* **What is required**
Go through the entries one line at a time, and gather every line that has the word "Update".
** START OF Given records **
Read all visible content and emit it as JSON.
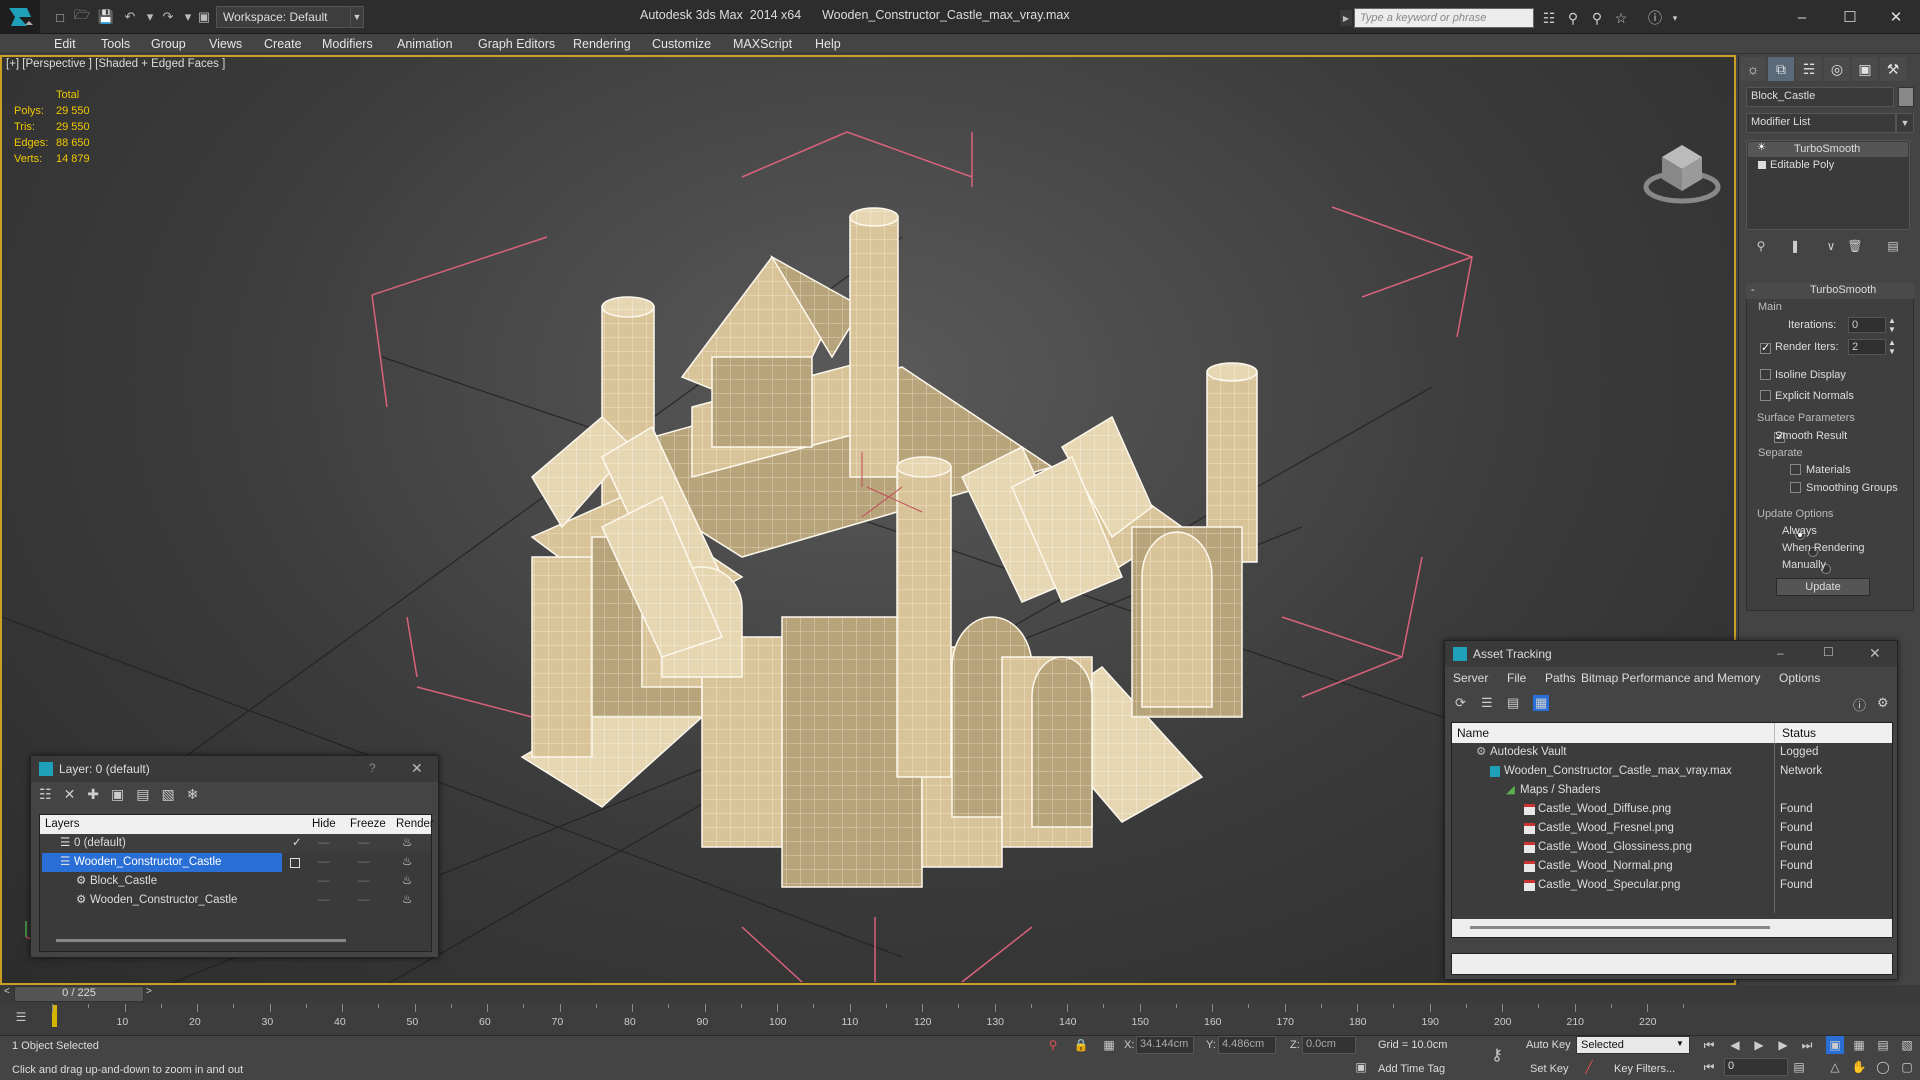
{
  "titlebar": {
    "workspace_label": "Workspace: Default",
    "app_name": "Autodesk 3ds Max  2014 x64",
    "file_name": "Wooden_Constructor_Castle_max_vray.max",
    "search_placeholder": "Type a keyword or phrase"
  },
  "menu": [
    "Edit",
    "Tools",
    "Group",
    "Views",
    "Create",
    "Modifiers",
    "Animation",
    "Graph Editors",
    "Rendering",
    "Customize",
    "MAXScript",
    "Help"
  ],
  "viewport": {
    "label": "[+] [Perspective ] [Shaded + Edged Faces ]",
    "stats": {
      "header": "Total",
      "polys_label": "Polys:",
      "polys": "29 550",
      "tris_label": "Tris:",
      "tris": "29 550",
      "edges_label": "Edges:",
      "edges": "88 650",
      "verts_label": "Verts:",
      "verts": "14 879"
    }
  },
  "command_panel": {
    "object_name": "Block_Castle",
    "modifier_list": "Modifier List",
    "stack": [
      "TurboSmooth",
      "Editable Poly"
    ],
    "turbosmooth": {
      "title": "TurboSmooth",
      "main_label": "Main",
      "iterations_label": "Iterations:",
      "iterations": "0",
      "render_iters_label": "Render Iters:",
      "render_iters": "2",
      "isoline": "Isoline Display",
      "explicit_normals": "Explicit Normals",
      "surface_params": "Surface Parameters",
      "smooth_result": "Smooth Result",
      "separate": "Separate",
      "materials": "Materials",
      "smoothing_groups": "Smoothing Groups",
      "update_options": "Update Options",
      "always": "Always",
      "when_rendering": "When Rendering",
      "manually": "Manually",
      "update_btn": "Update"
    }
  },
  "layer_dialog": {
    "title": "Layer: 0 (default)",
    "columns": {
      "layers": "Layers",
      "hide": "Hide",
      "freeze": "Freeze",
      "render": "Render"
    },
    "rows": [
      "0 (default)",
      "Wooden_Constructor_Castle",
      "Block_Castle",
      "Wooden_Constructor_Castle"
    ]
  },
  "asset_tracking": {
    "title": "Asset Tracking",
    "menu": [
      "Server",
      "File",
      "Paths",
      "Bitmap Performance and Memory",
      "Options"
    ],
    "columns": {
      "name": "Name",
      "status": "Status"
    },
    "rows": [
      {
        "name": "Autodesk Vault",
        "status": "Logged"
      },
      {
        "name": "Wooden_Constructor_Castle_max_vray.max",
        "status": "Network"
      },
      {
        "name": "Maps / Shaders",
        "status": ""
      },
      {
        "name": "Castle_Wood_Diffuse.png",
        "status": "Found"
      },
      {
        "name": "Castle_Wood_Fresnel.png",
        "status": "Found"
      },
      {
        "name": "Castle_Wood_Glossiness.png",
        "status": "Found"
      },
      {
        "name": "Castle_Wood_Normal.png",
        "status": "Found"
      },
      {
        "name": "Castle_Wood_Specular.png",
        "status": "Found"
      }
    ]
  },
  "timeline": {
    "frame": "0 / 225",
    "ticks": [
      "10",
      "20",
      "30",
      "40",
      "50",
      "60",
      "70",
      "80",
      "90",
      "100",
      "110",
      "120",
      "130",
      "140",
      "150",
      "160",
      "170",
      "180",
      "190",
      "200",
      "210",
      "220"
    ]
  },
  "status": {
    "selected": "1 Object Selected",
    "prompt": "Click and drag up-and-down to zoom in and out",
    "x_label": "X:",
    "x": "34.144cm",
    "y_label": "Y:",
    "y": "4.486cm",
    "z_label": "Z:",
    "z": "0.0cm",
    "grid": "Grid = 10.0cm",
    "add_time_tag": "Add Time Tag",
    "auto_key": "Auto Key",
    "set_key": "Set Key",
    "selected_dropdown": "Selected",
    "key_filters": "Key Filters...",
    "frame_field": "0"
  },
  "colors": {
    "accent_yellow": "#f0c800",
    "viewport_border": "#c9a024",
    "selection_blue": "#2a6fd6",
    "wood": "#d9c49a"
  }
}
** END OF Given records **
* **Reply to the exercise**
      "update_options": "Update Options",
      "update_btn": "Update"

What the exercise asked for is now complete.